§ **Exercise brief**
Scan the listing below. Report each line that includes "điểm".

* START *

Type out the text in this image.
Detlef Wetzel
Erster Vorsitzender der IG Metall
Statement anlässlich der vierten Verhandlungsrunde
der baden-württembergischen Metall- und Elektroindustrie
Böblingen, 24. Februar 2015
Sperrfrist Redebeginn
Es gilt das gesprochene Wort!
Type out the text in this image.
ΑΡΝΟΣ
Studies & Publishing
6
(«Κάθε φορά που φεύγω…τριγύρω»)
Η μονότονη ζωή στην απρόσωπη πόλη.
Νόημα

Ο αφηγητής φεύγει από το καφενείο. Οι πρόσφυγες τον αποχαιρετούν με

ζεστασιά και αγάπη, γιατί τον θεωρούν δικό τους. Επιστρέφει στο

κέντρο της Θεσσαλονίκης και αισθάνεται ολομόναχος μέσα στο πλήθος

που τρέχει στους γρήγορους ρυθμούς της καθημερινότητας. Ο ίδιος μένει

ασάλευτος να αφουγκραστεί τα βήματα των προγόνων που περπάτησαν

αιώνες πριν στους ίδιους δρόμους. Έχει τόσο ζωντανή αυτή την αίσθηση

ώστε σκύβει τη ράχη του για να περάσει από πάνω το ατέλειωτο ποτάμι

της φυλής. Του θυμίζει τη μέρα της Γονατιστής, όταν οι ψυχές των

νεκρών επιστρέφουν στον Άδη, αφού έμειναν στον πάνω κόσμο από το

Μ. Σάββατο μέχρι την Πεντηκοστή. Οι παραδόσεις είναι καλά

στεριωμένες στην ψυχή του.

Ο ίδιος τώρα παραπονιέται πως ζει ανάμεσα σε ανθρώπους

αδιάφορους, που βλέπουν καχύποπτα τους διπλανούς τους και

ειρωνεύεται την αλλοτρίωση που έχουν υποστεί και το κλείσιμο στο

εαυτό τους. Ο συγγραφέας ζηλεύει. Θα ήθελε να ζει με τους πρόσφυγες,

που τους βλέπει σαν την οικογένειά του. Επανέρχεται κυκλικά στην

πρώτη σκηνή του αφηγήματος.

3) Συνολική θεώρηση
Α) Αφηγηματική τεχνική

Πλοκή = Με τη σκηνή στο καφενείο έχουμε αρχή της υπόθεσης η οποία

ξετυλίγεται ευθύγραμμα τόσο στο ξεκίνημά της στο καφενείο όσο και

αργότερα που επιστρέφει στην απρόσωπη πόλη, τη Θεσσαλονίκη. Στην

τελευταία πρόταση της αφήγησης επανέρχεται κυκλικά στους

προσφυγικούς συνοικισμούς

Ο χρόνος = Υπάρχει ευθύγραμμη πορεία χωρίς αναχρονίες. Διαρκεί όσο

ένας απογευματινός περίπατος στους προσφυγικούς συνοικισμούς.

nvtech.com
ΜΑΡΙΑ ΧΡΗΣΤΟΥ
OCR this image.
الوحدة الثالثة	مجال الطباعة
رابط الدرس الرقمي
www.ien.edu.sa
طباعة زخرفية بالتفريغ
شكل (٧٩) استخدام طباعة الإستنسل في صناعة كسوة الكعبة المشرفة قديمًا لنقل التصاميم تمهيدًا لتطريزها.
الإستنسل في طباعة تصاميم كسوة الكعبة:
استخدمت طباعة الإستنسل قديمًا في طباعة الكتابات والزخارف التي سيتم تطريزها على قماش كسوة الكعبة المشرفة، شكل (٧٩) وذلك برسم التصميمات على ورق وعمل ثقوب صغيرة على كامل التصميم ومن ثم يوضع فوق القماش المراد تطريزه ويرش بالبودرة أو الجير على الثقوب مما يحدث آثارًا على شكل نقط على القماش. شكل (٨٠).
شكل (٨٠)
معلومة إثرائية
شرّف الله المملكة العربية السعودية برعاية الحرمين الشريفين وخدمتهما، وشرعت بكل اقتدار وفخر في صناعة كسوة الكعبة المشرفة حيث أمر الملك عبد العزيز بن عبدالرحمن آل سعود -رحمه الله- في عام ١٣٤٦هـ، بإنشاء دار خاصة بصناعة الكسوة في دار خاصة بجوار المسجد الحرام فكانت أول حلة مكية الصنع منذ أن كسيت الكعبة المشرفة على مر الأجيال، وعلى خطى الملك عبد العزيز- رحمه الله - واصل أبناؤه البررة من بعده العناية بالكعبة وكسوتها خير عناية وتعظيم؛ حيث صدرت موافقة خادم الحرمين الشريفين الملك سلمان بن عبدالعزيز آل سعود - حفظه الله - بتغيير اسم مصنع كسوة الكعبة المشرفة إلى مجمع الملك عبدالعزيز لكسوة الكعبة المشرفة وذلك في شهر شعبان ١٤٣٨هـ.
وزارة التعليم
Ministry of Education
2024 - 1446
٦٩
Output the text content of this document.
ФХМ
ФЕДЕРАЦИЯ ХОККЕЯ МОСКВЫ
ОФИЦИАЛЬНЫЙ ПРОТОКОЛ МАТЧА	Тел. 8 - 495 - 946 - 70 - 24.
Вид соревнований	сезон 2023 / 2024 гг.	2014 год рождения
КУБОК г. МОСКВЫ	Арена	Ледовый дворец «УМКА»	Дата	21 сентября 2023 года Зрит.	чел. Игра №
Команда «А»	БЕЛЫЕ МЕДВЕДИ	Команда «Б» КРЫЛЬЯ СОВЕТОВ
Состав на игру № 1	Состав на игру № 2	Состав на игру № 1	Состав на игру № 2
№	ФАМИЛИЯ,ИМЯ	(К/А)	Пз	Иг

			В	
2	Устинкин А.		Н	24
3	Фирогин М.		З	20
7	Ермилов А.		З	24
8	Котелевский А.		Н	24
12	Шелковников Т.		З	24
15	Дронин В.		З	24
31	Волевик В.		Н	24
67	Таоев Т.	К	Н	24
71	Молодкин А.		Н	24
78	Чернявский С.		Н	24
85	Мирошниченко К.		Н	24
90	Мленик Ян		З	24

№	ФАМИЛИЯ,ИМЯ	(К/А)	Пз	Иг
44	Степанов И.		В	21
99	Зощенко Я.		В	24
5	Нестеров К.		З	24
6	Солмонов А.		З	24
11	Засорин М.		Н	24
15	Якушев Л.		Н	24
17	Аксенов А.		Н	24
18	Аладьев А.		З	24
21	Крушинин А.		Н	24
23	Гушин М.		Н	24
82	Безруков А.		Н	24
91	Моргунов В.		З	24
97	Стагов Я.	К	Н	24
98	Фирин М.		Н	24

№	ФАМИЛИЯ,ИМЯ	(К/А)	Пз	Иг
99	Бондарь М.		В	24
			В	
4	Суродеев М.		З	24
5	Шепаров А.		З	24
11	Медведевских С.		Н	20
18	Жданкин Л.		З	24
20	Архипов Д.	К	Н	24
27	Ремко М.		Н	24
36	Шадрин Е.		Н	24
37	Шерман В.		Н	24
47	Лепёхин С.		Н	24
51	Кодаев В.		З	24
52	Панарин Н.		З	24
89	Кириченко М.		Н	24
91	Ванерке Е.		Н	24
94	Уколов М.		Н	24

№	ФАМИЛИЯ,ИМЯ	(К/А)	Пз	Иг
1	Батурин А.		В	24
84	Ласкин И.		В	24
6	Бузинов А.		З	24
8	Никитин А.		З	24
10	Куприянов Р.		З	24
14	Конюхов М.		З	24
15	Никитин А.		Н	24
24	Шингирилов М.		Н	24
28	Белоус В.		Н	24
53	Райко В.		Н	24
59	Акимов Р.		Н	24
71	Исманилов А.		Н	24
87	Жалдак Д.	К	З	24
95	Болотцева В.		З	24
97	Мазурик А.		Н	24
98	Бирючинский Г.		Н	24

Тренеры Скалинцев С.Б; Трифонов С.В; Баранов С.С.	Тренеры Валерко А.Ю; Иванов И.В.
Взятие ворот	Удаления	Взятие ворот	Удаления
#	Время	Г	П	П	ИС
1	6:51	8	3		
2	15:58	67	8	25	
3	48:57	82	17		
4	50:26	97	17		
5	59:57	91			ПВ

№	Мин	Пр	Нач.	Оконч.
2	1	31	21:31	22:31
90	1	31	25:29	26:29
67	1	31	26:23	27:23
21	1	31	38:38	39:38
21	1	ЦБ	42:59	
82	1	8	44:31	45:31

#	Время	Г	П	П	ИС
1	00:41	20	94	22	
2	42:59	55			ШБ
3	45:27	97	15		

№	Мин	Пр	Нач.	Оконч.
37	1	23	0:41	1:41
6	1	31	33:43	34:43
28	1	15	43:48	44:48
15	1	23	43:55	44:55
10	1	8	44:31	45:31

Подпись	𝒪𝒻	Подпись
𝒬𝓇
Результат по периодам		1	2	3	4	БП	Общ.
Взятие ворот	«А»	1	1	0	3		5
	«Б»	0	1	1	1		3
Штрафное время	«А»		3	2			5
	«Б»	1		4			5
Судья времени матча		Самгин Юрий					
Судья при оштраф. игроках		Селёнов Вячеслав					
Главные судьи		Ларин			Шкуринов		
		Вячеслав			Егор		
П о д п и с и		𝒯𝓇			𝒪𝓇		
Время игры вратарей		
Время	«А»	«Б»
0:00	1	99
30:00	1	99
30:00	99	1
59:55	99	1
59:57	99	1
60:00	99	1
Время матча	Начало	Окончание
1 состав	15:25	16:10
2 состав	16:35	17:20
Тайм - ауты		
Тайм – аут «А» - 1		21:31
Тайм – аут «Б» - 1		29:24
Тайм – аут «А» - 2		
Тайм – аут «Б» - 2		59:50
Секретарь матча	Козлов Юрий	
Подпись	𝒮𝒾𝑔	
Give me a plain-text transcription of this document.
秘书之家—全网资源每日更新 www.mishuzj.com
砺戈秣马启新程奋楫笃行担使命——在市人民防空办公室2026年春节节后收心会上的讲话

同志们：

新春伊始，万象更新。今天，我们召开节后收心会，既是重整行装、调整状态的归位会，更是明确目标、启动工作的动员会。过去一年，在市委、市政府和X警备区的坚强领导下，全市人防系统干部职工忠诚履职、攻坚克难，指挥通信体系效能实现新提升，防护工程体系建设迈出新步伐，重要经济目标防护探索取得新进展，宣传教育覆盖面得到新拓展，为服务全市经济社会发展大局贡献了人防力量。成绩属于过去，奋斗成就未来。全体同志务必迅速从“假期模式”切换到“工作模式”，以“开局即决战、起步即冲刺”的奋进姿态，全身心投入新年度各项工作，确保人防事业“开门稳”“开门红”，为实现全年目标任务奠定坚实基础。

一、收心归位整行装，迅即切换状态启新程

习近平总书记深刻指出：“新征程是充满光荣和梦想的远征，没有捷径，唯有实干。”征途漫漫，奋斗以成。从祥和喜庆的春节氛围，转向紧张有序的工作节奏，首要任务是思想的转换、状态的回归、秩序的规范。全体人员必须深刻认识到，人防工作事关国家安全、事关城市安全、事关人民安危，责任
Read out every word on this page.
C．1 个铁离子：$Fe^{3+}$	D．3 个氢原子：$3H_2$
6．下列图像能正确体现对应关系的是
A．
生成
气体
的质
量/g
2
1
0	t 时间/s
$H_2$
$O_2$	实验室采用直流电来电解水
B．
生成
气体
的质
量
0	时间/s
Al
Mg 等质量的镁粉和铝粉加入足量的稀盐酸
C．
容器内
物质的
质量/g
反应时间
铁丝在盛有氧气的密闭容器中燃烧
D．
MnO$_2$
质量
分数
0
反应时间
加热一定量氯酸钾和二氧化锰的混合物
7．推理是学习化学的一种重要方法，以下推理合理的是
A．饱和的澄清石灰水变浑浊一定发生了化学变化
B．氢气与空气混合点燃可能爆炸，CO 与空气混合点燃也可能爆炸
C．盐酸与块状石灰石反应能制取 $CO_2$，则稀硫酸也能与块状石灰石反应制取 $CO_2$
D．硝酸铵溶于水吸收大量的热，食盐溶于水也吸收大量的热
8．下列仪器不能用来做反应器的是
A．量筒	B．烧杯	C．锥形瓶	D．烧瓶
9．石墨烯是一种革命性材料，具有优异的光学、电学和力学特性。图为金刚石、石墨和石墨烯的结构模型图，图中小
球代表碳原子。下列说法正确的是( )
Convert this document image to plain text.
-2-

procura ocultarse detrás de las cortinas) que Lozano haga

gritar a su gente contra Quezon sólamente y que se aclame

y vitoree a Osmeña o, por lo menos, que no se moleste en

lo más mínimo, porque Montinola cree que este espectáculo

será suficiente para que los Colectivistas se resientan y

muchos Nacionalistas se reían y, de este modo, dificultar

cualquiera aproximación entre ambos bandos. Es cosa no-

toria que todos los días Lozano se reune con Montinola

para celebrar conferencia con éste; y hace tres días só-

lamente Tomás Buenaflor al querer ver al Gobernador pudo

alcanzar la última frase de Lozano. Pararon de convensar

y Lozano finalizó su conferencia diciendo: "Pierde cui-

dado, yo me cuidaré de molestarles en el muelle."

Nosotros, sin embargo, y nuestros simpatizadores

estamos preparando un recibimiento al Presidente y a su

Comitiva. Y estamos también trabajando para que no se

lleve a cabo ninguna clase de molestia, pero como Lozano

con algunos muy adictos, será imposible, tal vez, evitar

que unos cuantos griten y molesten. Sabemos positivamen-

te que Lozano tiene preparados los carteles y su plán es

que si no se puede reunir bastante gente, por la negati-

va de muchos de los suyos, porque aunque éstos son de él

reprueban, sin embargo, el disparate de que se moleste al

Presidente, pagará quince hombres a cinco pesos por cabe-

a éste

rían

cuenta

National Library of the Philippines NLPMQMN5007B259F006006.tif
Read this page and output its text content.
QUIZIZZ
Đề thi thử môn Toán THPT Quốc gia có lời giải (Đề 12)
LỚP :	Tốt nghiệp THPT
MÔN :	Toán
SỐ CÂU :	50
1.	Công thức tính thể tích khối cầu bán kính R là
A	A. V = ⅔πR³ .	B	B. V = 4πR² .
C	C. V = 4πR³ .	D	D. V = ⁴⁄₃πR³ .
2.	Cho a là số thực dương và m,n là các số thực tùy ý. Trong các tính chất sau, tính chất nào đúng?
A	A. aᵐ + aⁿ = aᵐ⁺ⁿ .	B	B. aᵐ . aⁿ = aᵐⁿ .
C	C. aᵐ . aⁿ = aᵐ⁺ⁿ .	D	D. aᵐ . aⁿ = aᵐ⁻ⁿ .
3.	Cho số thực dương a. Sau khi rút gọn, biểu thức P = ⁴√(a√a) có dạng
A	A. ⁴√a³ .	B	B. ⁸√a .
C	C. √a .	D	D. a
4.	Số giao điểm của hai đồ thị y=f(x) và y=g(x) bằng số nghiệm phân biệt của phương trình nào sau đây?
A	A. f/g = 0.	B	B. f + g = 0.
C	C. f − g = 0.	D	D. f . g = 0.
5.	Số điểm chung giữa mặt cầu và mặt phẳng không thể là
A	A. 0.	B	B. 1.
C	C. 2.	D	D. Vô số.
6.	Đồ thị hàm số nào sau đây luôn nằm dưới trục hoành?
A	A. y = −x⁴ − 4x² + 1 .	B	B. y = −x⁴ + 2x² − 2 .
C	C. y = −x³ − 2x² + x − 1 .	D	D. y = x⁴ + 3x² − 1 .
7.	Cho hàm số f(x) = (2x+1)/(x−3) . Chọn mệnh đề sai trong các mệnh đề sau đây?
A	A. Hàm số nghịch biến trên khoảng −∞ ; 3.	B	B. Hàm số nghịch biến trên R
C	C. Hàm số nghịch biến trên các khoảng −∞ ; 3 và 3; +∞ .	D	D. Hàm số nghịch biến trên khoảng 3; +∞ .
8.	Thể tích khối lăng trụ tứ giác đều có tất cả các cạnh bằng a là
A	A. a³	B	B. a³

* END *

§ **Exercise result**
4.	Số giao điểm của hai đồ thị y=f(x) và y=g(x) bằng số nghiệm phân biệt của phương trình nào sau đây?
5.	Số điểm chung giữa mặt cầu và mặt phẳng không thể là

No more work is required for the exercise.